**TASK PROMPT**
Reproduce every line of the listing as written, apart from the pictures.

**RECORD SET**
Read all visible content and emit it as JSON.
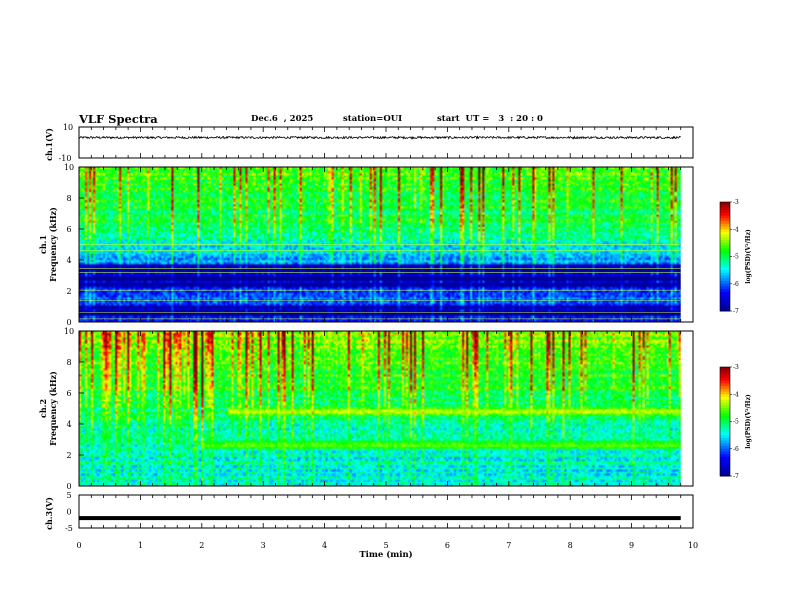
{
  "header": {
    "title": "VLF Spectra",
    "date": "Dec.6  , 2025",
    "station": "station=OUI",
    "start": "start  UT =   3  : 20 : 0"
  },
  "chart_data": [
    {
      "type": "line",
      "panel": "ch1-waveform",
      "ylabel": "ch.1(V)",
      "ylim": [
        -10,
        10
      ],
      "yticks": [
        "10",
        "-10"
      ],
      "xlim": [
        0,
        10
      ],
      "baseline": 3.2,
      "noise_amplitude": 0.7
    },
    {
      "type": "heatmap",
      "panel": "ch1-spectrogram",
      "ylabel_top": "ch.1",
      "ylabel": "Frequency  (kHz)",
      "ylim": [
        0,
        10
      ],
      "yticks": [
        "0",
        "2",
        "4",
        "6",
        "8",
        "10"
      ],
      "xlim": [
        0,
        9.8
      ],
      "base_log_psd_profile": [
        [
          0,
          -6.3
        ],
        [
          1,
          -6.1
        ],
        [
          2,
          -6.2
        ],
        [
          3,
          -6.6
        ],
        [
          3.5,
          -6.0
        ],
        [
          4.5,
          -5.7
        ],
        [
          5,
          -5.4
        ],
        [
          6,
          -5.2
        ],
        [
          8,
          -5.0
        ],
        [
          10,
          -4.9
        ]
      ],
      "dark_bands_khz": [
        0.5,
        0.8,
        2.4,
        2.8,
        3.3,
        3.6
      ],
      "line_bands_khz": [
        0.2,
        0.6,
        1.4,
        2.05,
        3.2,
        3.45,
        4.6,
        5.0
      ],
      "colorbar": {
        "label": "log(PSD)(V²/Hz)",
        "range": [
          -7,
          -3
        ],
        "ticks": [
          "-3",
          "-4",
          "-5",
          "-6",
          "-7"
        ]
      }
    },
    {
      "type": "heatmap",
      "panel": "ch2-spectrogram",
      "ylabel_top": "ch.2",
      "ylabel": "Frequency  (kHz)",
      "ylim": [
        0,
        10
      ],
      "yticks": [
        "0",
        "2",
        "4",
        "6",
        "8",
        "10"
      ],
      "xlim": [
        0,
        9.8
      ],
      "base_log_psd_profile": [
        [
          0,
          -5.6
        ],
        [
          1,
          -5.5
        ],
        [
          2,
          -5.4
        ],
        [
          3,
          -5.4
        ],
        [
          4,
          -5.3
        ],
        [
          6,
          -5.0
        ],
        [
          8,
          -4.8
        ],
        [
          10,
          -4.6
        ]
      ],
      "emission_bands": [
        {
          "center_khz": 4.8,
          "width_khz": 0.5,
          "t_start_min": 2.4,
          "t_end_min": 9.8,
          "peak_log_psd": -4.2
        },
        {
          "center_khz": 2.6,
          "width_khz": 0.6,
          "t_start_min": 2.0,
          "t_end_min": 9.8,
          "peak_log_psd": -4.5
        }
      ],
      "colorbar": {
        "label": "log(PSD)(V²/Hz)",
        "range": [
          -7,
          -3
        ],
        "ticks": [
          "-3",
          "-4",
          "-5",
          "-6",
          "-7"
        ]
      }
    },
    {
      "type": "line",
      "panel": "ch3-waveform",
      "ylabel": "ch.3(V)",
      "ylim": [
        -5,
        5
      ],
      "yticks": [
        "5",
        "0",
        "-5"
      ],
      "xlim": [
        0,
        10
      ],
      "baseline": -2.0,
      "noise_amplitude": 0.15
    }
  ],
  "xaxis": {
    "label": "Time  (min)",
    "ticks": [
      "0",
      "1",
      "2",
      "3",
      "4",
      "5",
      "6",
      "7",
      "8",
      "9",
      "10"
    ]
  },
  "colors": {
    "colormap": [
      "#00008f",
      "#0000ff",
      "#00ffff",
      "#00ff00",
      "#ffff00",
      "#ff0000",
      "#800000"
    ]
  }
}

**RESPONSE TO THIS TASK**
Read all visible content and emit it as JSON.
{
  "header": {
    "title": "VLF Spectra",
    "date": "Dec.6  , 2025",
    "station": "station=OUI",
    "start": "start  UT =   3  : 20 : 0"
  },
  "chart_data": [
    {
      "type": "line",
      "panel": "ch1-waveform",
      "ylabel": "ch.1(V)",
      "ylim": [
        -10,
        10
      ],
      "yticks": [
        "10",
        "-10"
      ],
      "xlim": [
        0,
        10
      ],
      "baseline": 3.2,
      "noise_amplitude": 0.7
    },
    {
      "type": "heatmap",
      "panel": "ch1-spectrogram",
      "ylabel_top": "ch.1",
      "ylabel": "Frequency  (kHz)",
      "ylim": [
        0,
        10
      ],
      "yticks": [
        "0",
        "2",
        "4",
        "6",
        "8",
        "10"
      ],
      "xlim": [
        0,
        9.8
      ],
      "base_log_psd_profile": [
        [
          0,
          -6.3
        ],
        [
          1,
          -6.1
        ],
        [
          2,
          -6.2
        ],
        [
          3,
          -6.6
        ],
        [
          3.5,
          -6.0
        ],
        [
          4.5,
          -5.7
        ],
        [
          5,
          -5.4
        ],
        [
          6,
          -5.2
        ],
        [
          8,
          -5.0
        ],
        [
          10,
          -4.9
        ]
      ],
      "dark_bands_khz": [
        0.5,
        0.8,
        2.4,
        2.8,
        3.3,
        3.6
      ],
      "line_bands_khz": [
        0.2,
        0.6,
        1.4,
        2.05,
        3.2,
        3.45,
        4.6,
        5.0
      ],
      "colorbar": {
        "label": "log(PSD)(V²/Hz)",
        "range": [
          -7,
          -3
        ],
        "ticks": [
          "-3",
          "-4",
          "-5",
          "-6",
          "-7"
        ]
      }
    },
    {
      "type": "heatmap",
      "panel": "ch2-spectrogram",
      "ylabel_top": "ch.2",
      "ylabel": "Frequency  (kHz)",
      "ylim": [
        0,
        10
      ],
      "yticks": [
        "0",
        "2",
        "4",
        "6",
        "8",
        "10"
      ],
      "xlim": [
        0,
        9.8
      ],
      "base_log_psd_profile": [
        [
          0,
          -5.6
        ],
        [
          1,
          -5.5
        ],
        [
          2,
          -5.4
        ],
        [
          3,
          -5.4
        ],
        [
          4,
          -5.3
        ],
        [
          6,
          -5.0
        ],
        [
          8,
          -4.8
        ],
        [
          10,
          -4.6
        ]
      ],
      "emission_bands": [
        {
          "center_khz": 4.8,
          "width_khz": 0.5,
          "t_start_min": 2.4,
          "t_end_min": 9.8,
          "peak_log_psd": -4.2
        },
        {
          "center_khz": 2.6,
          "width_khz": 0.6,
          "t_start_min": 2.0,
          "t_end_min": 9.8,
          "peak_log_psd": -4.5
        }
      ],
      "colorbar": {
        "label": "log(PSD)(V²/Hz)",
        "range": [
          -7,
          -3
        ],
        "ticks": [
          "-3",
          "-4",
          "-5",
          "-6",
          "-7"
        ]
      }
    },
    {
      "type": "line",
      "panel": "ch3-waveform",
      "ylabel": "ch.3(V)",
      "ylim": [
        -5,
        5
      ],
      "yticks": [
        "5",
        "0",
        "-5"
      ],
      "xlim": [
        0,
        10
      ],
      "baseline": -2.0,
      "noise_amplitude": 0.15
    }
  ],
  "xaxis": {
    "label": "Time  (min)",
    "ticks": [
      "0",
      "1",
      "2",
      "3",
      "4",
      "5",
      "6",
      "7",
      "8",
      "9",
      "10"
    ]
  },
  "colors": {
    "colormap": [
      "#00008f",
      "#0000ff",
      "#00ffff",
      "#00ff00",
      "#ffff00",
      "#ff0000",
      "#800000"
    ]
  }
}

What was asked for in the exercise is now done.